• **What you need to do**
Where a line contains the word "date", copy that line in full.

======== Given information ========

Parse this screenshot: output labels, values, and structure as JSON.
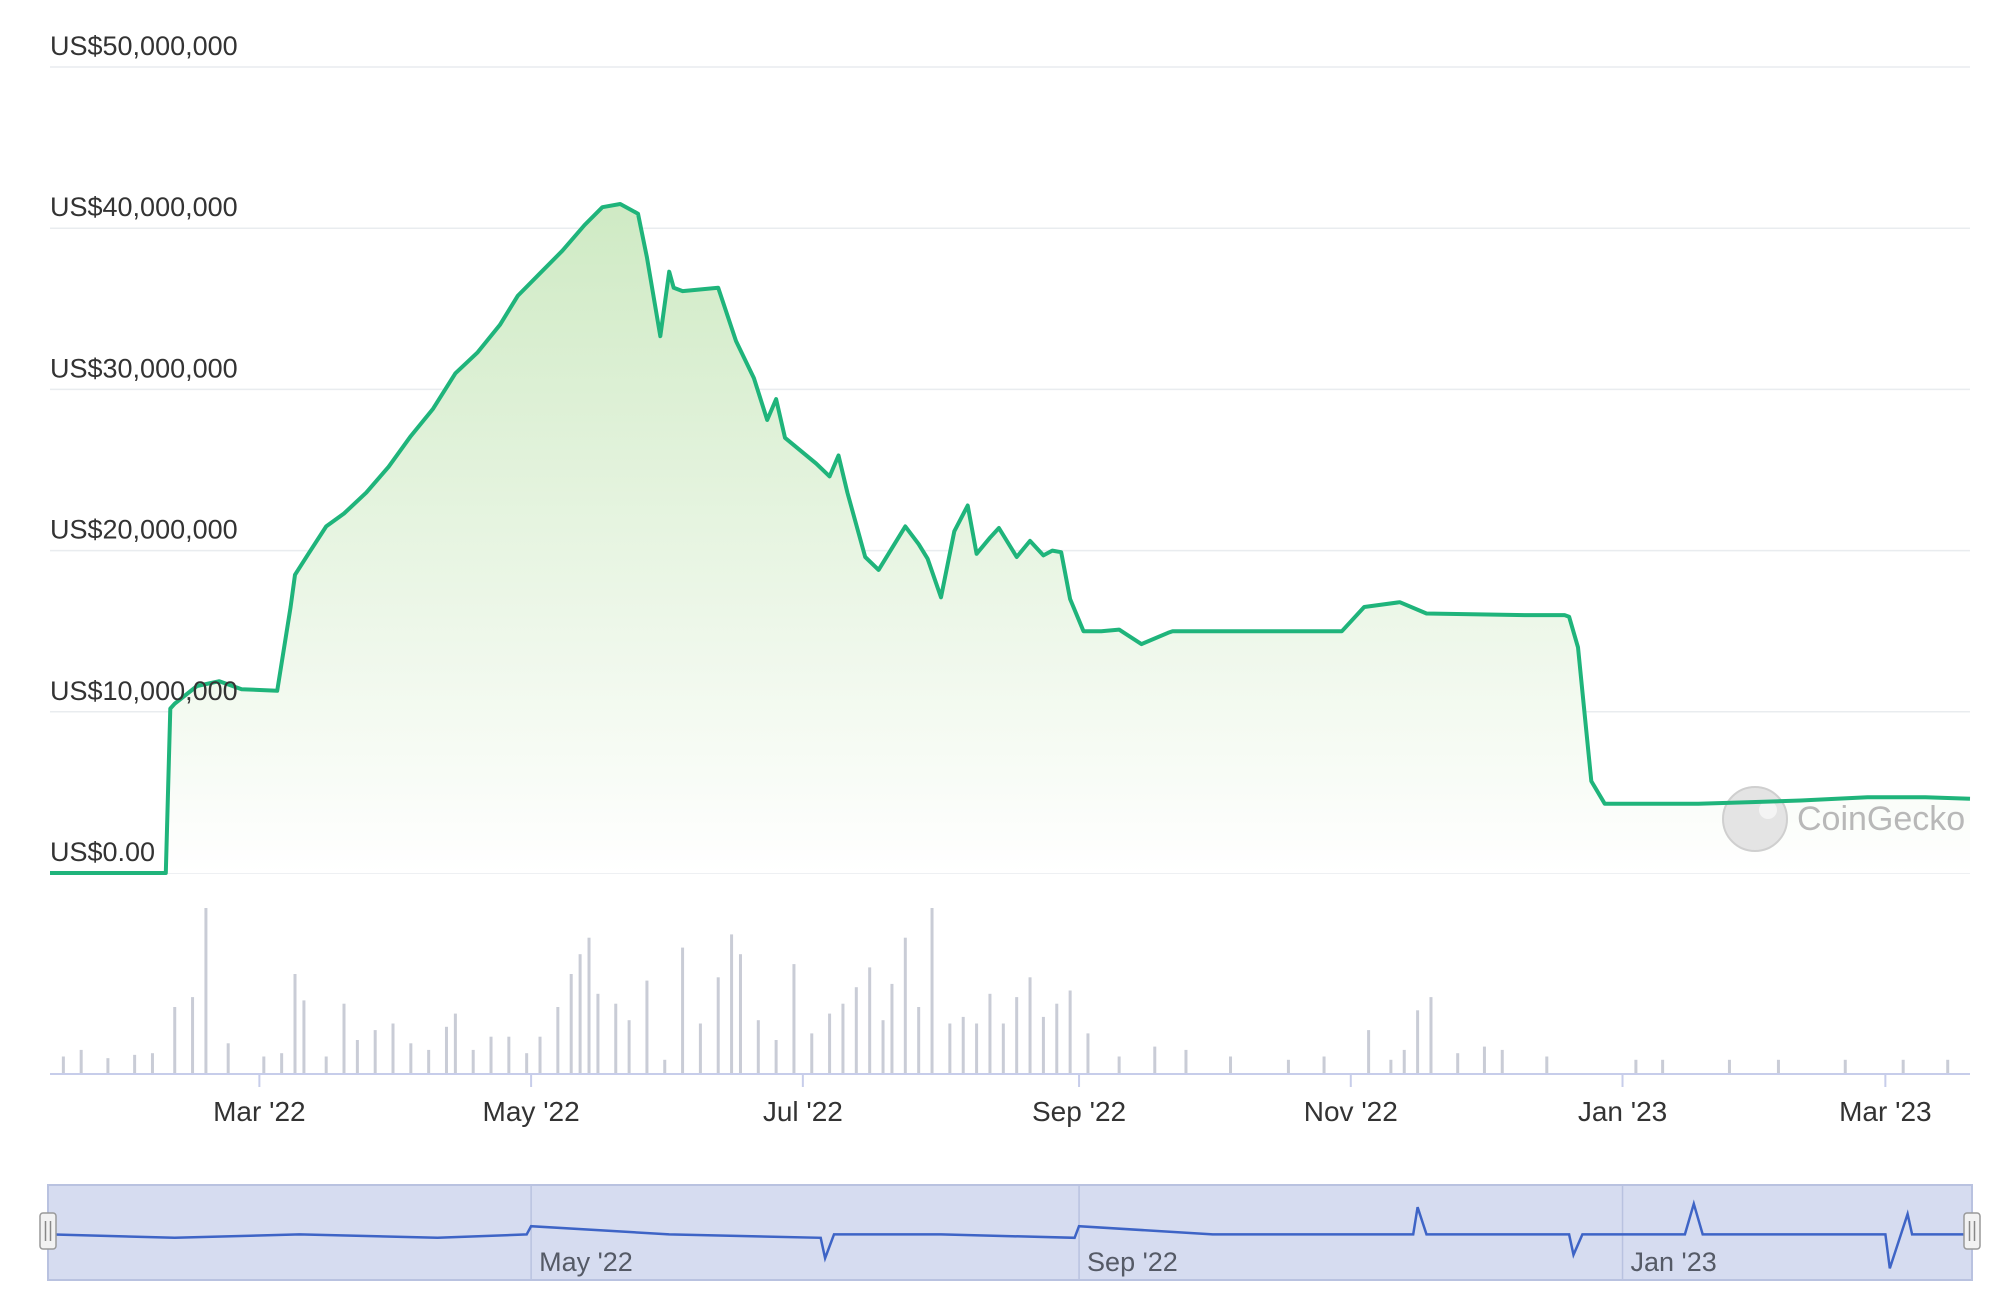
{
  "chart_data": {
    "type": "area",
    "title": "",
    "xlabel": "",
    "ylabel": "",
    "watermark": "CoinGecko",
    "colors": {
      "line": "#1fb47b",
      "fill_top": "#cfeac4",
      "volume": "#c9ccd6",
      "navigator_bg": "#d6dcf0",
      "navigator_line": "#3e64c6",
      "grid": "#e9ecef"
    },
    "ylim": [
      0,
      50000000
    ],
    "y_ticks": [
      {
        "value": 0,
        "label": "US$0.00"
      },
      {
        "value": 10000000,
        "label": "US$10,000,000"
      },
      {
        "value": 20000000,
        "label": "US$20,000,000"
      },
      {
        "value": 30000000,
        "label": "US$30,000,000"
      },
      {
        "value": 40000000,
        "label": "US$40,000,000"
      },
      {
        "value": 50000000,
        "label": "US$50,000,000"
      }
    ],
    "x_range": [
      "2022-01-13",
      "2023-03-20"
    ],
    "x_ticks": [
      {
        "date": "2022-03-01",
        "label": "Mar '22"
      },
      {
        "date": "2022-05-01",
        "label": "May '22"
      },
      {
        "date": "2022-07-01",
        "label": "Jul '22"
      },
      {
        "date": "2022-09-01",
        "label": "Sep '22"
      },
      {
        "date": "2022-11-01",
        "label": "Nov '22"
      },
      {
        "date": "2023-01-01",
        "label": "Jan '23"
      },
      {
        "date": "2023-03-01",
        "label": "Mar '23"
      }
    ],
    "navigator_ticks": [
      {
        "date": "2022-05-01",
        "label": "May '22"
      },
      {
        "date": "2022-09-01",
        "label": "Sep '22"
      },
      {
        "date": "2023-01-01",
        "label": "Jan '23"
      }
    ],
    "series": [
      {
        "x": [
          "2022-01-13",
          "2022-02-08",
          "2022-02-09",
          "2022-02-10",
          "2022-02-15",
          "2022-02-20",
          "2022-02-25",
          "2022-03-05",
          "2022-03-08",
          "2022-03-09",
          "2022-03-12",
          "2022-03-16",
          "2022-03-20",
          "2022-03-25",
          "2022-03-30",
          "2022-04-04",
          "2022-04-09",
          "2022-04-14",
          "2022-04-19",
          "2022-04-24",
          "2022-04-28",
          "2022-05-03",
          "2022-05-08",
          "2022-05-13",
          "2022-05-17",
          "2022-05-21",
          "2022-05-25",
          "2022-05-27",
          "2022-05-30",
          "2022-06-01",
          "2022-06-02",
          "2022-06-04",
          "2022-06-12",
          "2022-06-16",
          "2022-06-20",
          "2022-06-23",
          "2022-06-25",
          "2022-06-27",
          "2022-07-04",
          "2022-07-07",
          "2022-07-09",
          "2022-07-11",
          "2022-07-15",
          "2022-07-18",
          "2022-07-20",
          "2022-07-24",
          "2022-07-27",
          "2022-07-29",
          "2022-08-01",
          "2022-08-04",
          "2022-08-07",
          "2022-08-09",
          "2022-08-12",
          "2022-08-14",
          "2022-08-18",
          "2022-08-21",
          "2022-08-24",
          "2022-08-26",
          "2022-08-28",
          "2022-08-30",
          "2022-09-02",
          "2022-09-06",
          "2022-09-10",
          "2022-09-15",
          "2022-09-21",
          "2022-09-22",
          "2022-09-28",
          "2022-10-15",
          "2022-10-30",
          "2022-11-04",
          "2022-11-12",
          "2022-11-18",
          "2022-12-10",
          "2022-12-19",
          "2022-12-20",
          "2022-12-22",
          "2022-12-25",
          "2022-12-28",
          "2023-01-10",
          "2023-01-18",
          "2023-01-30",
          "2023-02-10",
          "2023-02-25",
          "2023-03-10",
          "2023-03-20"
        ],
        "y": [
          0,
          0,
          10200000,
          10500000,
          11600000,
          11900000,
          11400000,
          11300000,
          16500000,
          18500000,
          19800000,
          21500000,
          22300000,
          23600000,
          25200000,
          27100000,
          28800000,
          31000000,
          32300000,
          34000000,
          35800000,
          37200000,
          38600000,
          40200000,
          41300000,
          41500000,
          40900000,
          38200000,
          33300000,
          37300000,
          36300000,
          36100000,
          36300000,
          33000000,
          30700000,
          28100000,
          29400000,
          27000000,
          25400000,
          24600000,
          25900000,
          23600000,
          19600000,
          18800000,
          19700000,
          21500000,
          20400000,
          19500000,
          17100000,
          21200000,
          22800000,
          19800000,
          20800000,
          21400000,
          19600000,
          20600000,
          19700000,
          20000000,
          19900000,
          17000000,
          15000000,
          15000000,
          15100000,
          14200000,
          14900000,
          15000000,
          15000000,
          15000000,
          15000000,
          16500000,
          16800000,
          16100000,
          16000000,
          16000000,
          15900000,
          14000000,
          5700000,
          4300000,
          4300000,
          4300000,
          4400000,
          4500000,
          4700000,
          4700000,
          4600000
        ]
      }
    ],
    "volume": {
      "x": [
        "2022-01-16",
        "2022-01-20",
        "2022-01-26",
        "2022-02-01",
        "2022-02-05",
        "2022-02-10",
        "2022-02-14",
        "2022-02-17",
        "2022-02-22",
        "2022-03-02",
        "2022-03-06",
        "2022-03-09",
        "2022-03-11",
        "2022-03-16",
        "2022-03-20",
        "2022-03-23",
        "2022-03-27",
        "2022-03-31",
        "2022-04-04",
        "2022-04-08",
        "2022-04-12",
        "2022-04-14",
        "2022-04-18",
        "2022-04-22",
        "2022-04-26",
        "2022-04-30",
        "2022-05-03",
        "2022-05-07",
        "2022-05-10",
        "2022-05-12",
        "2022-05-14",
        "2022-05-16",
        "2022-05-20",
        "2022-05-23",
        "2022-05-27",
        "2022-05-31",
        "2022-06-04",
        "2022-06-08",
        "2022-06-12",
        "2022-06-15",
        "2022-06-17",
        "2022-06-21",
        "2022-06-25",
        "2022-06-29",
        "2022-07-03",
        "2022-07-07",
        "2022-07-10",
        "2022-07-13",
        "2022-07-16",
        "2022-07-19",
        "2022-07-21",
        "2022-07-24",
        "2022-07-27",
        "2022-07-30",
        "2022-08-03",
        "2022-08-06",
        "2022-08-09",
        "2022-08-12",
        "2022-08-15",
        "2022-08-18",
        "2022-08-21",
        "2022-08-24",
        "2022-08-27",
        "2022-08-30",
        "2022-09-03",
        "2022-09-10",
        "2022-09-18",
        "2022-09-25",
        "2022-10-05",
        "2022-10-18",
        "2022-10-26",
        "2022-11-05",
        "2022-11-10",
        "2022-11-13",
        "2022-11-16",
        "2022-11-19",
        "2022-11-25",
        "2022-12-01",
        "2022-12-05",
        "2022-12-15",
        "2023-01-04",
        "2023-01-10",
        "2023-01-25",
        "2023-02-05",
        "2023-02-20",
        "2023-03-05",
        "2023-03-15"
      ],
      "values": [
        10,
        14,
        9,
        11,
        12,
        40,
        46,
        100,
        18,
        10,
        12,
        60,
        44,
        10,
        42,
        20,
        26,
        30,
        18,
        14,
        28,
        36,
        14,
        22,
        22,
        12,
        22,
        40,
        60,
        72,
        82,
        48,
        42,
        32,
        56,
        8,
        76,
        30,
        58,
        84,
        72,
        32,
        20,
        66,
        24,
        36,
        42,
        52,
        64,
        32,
        54,
        82,
        40,
        100,
        30,
        34,
        30,
        48,
        30,
        46,
        58,
        34,
        42,
        50,
        24,
        10,
        16,
        14,
        10,
        8,
        10,
        26,
        8,
        14,
        38,
        46,
        12,
        16,
        14,
        10,
        8,
        8,
        8,
        8,
        8,
        8,
        8
      ]
    },
    "navigator": {
      "x": [
        "2022-01-13",
        "2022-02-10",
        "2022-03-10",
        "2022-04-10",
        "2022-04-30",
        "2022-05-01",
        "2022-06-01",
        "2022-07-05",
        "2022-07-06",
        "2022-07-08",
        "2022-08-01",
        "2022-08-31",
        "2022-09-01",
        "2022-10-01",
        "2022-11-01",
        "2022-11-15",
        "2022-11-16",
        "2022-11-18",
        "2022-12-15",
        "2022-12-20",
        "2022-12-21",
        "2022-12-23",
        "2023-01-01",
        "2023-01-15",
        "2023-01-17",
        "2023-01-19",
        "2023-01-21",
        "2023-02-10",
        "2023-03-01",
        "2023-03-02",
        "2023-03-06",
        "2023-03-07",
        "2023-03-20"
      ],
      "values": [
        0.5,
        0.45,
        0.5,
        0.45,
        0.5,
        0.62,
        0.5,
        0.45,
        0.15,
        0.5,
        0.5,
        0.45,
        0.62,
        0.5,
        0.5,
        0.5,
        0.9,
        0.5,
        0.5,
        0.5,
        0.2,
        0.5,
        0.5,
        0.5,
        0.95,
        0.5,
        0.5,
        0.5,
        0.5,
        0.0,
        0.8,
        0.5,
        0.5
      ]
    }
  }
}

========

• **Correct result**
        "date": "2022-03-01",
        "date": "2022-05-01",
        "date": "2022-07-01",
        "date": "2022-09-01",
        "date": "2022-11-01",
        "date": "2023-01-01",
        "date": "2023-03-01",
        "date": "2022-05-01",
        "date": "2022-09-01",
        "date": "2023-01-01",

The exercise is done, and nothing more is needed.